■ REQUIRED ACTIONS:
1. Rewrite the Lahaul travel text starting with "Tibetan prayer flags" and going on through "Festival in August.", with "wooden-pagoda" changed to "stone-pagoda".
2. According to the Lahaul travel text, how many storeys does the char at Gondhla have?
::: DOCUMENT PASSAGE :::
The trek to Guru Ghantal Gompa begins at Tupchiling Gompa, a few minutes’ walk from the Tandi Bridge. The trek can be strenuous, taking you 3-4 hours of an upward relentless climb. It is advisable to consult the lamas at Tupchiling Gompa for keys of Guru Ghantal Monastery, as sometimes it may be closed. Tupchiling Gompa is a small monastery and is a branch of Guru Ghantal Gompa. The views from the top are mesmerizing to say the least and the trek is pretty unique and stunning as well!
Triloknath Temple is located at an elevation of 2700 m and is situated near Udaipur region of Lahaul. Overall, in terms of distance, the temple is about 46 km from Keylong and 16 km from Udaipur. This holy shrine is celebrated likewise by Hindus and Buddhists. Hindus consider Triloknath deity to be Shiv Ji, and the Buddhists worship the deity as Avalokiteshvara; a form of Buddha. The views of Chandra bhaga river flowing below and the lush valleys all around makes for a great contemplative point on your journey!
The temple is believed to be have been built in the 11th Century. Painted pearly white, the approach to the temple is exquisite and takes a climb up from the riverbed towards the top of the cliff.
Tibetan prayer flags decorate the entrance to the temple that is built in the ancient wooden-pagoda style. It is a major pilgrimage site for Hindus and Buddhists when they celebrate the three-day Pauri Festival in August.
Tower Fort of Gondhla
Gondhla village is located at a distance of 18 km from Keylong. Gondhla is a big community and enjoys lush greenness with plenty of waterfalls around. Also, there is a dense growth of poplars too. This village is worth exploring thanks to the local ‘castle’ – locally known as Char, built over 300 years ago. The famous Gondhla fair is held here in July each year. The char is a seven-storey house with staircases made of wood and has a veranda running around the top in true Himachali fashion. The remainder of the building is made of stone and the construction is such that it prevents collapse even in bad earthquakes.
Though neglected and not cared for, there is still a bunch to explore here – from old weapons and statues, to yesteryear costumes and furniture. Pay particular importance to the fifth storey, which consists of a personal prayer chamber from where the ruler used to listen to the public and then pass on the judgement from the verandah.
::: SUPPLIED RECORDS :::
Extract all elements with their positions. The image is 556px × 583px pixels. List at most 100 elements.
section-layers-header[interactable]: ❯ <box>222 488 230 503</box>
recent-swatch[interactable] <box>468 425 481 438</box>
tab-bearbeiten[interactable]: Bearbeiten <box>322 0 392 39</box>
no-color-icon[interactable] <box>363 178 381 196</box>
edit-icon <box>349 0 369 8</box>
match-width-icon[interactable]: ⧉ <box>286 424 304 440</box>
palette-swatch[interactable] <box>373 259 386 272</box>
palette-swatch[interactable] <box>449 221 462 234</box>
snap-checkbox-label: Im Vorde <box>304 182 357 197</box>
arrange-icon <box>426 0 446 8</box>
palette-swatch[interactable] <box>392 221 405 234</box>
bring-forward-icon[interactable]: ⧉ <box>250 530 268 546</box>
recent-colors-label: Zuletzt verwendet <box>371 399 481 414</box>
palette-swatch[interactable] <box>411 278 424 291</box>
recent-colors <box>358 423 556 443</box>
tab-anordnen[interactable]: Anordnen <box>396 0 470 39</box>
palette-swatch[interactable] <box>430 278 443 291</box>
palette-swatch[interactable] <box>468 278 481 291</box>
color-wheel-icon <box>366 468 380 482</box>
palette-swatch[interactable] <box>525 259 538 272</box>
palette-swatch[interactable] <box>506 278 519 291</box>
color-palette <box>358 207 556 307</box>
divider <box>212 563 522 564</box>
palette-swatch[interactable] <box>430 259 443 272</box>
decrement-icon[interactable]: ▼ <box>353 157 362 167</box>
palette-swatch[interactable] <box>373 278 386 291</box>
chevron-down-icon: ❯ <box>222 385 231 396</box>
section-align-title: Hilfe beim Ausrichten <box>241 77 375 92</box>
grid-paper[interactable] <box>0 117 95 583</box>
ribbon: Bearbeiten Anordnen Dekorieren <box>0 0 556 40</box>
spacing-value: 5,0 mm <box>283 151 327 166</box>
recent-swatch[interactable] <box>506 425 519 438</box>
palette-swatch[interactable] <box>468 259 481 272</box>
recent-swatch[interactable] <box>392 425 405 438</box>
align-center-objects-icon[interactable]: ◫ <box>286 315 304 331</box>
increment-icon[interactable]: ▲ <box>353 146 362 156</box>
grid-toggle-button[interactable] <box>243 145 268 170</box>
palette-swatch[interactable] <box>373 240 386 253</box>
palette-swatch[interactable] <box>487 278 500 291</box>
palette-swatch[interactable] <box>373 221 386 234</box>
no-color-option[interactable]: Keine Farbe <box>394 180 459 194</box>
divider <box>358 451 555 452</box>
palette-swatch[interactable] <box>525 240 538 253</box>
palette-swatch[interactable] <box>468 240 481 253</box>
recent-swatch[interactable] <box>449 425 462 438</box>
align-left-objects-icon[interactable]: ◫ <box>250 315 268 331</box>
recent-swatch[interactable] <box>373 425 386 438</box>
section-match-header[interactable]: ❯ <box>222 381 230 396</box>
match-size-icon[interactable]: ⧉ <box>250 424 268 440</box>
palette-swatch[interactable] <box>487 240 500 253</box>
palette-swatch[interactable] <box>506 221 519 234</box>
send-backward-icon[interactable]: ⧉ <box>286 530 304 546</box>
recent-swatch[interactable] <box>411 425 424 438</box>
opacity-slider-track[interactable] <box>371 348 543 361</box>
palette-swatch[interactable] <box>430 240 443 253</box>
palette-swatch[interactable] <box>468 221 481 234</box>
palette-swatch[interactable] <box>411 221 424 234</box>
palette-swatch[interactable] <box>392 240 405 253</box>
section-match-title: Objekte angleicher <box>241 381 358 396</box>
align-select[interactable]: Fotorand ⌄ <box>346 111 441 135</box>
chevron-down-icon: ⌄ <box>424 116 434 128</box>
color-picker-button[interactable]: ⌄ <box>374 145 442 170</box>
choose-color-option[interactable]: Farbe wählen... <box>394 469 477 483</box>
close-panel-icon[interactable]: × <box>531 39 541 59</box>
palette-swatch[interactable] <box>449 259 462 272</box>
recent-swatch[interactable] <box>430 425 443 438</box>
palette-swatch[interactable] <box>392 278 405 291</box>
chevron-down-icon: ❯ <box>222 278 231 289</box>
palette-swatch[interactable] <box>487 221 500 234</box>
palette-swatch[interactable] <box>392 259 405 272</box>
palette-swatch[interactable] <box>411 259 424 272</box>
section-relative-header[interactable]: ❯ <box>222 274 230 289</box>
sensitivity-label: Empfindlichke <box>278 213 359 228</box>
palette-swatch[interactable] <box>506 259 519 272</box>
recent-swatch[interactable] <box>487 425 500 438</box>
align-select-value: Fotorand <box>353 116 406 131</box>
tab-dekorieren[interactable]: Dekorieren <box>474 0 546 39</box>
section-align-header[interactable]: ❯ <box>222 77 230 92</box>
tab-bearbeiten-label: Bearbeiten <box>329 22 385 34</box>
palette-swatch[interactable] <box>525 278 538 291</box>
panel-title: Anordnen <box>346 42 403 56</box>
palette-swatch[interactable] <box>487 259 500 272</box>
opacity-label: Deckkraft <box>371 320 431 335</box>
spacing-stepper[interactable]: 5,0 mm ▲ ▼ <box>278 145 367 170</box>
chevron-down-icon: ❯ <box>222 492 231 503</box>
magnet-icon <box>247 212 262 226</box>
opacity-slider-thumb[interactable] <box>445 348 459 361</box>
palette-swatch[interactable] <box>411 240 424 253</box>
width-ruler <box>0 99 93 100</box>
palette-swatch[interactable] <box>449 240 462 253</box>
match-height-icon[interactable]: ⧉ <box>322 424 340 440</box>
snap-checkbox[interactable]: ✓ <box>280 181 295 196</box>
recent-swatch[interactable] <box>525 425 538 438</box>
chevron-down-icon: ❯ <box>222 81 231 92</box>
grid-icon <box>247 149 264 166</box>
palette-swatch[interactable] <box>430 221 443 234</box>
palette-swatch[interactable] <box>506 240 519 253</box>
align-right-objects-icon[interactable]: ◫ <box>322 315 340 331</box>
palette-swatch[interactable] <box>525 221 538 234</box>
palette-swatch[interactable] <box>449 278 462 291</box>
:::
■ THE ANSWERS:
1.
Tibetan prayer flags decorate the entrance to the temple that is built in the ancient stone-pagoda style. It is a major pilgrimage site for Hindus and Buddhists when they celebrate the three-day Pauri Festival in August.

2. Seven storeys.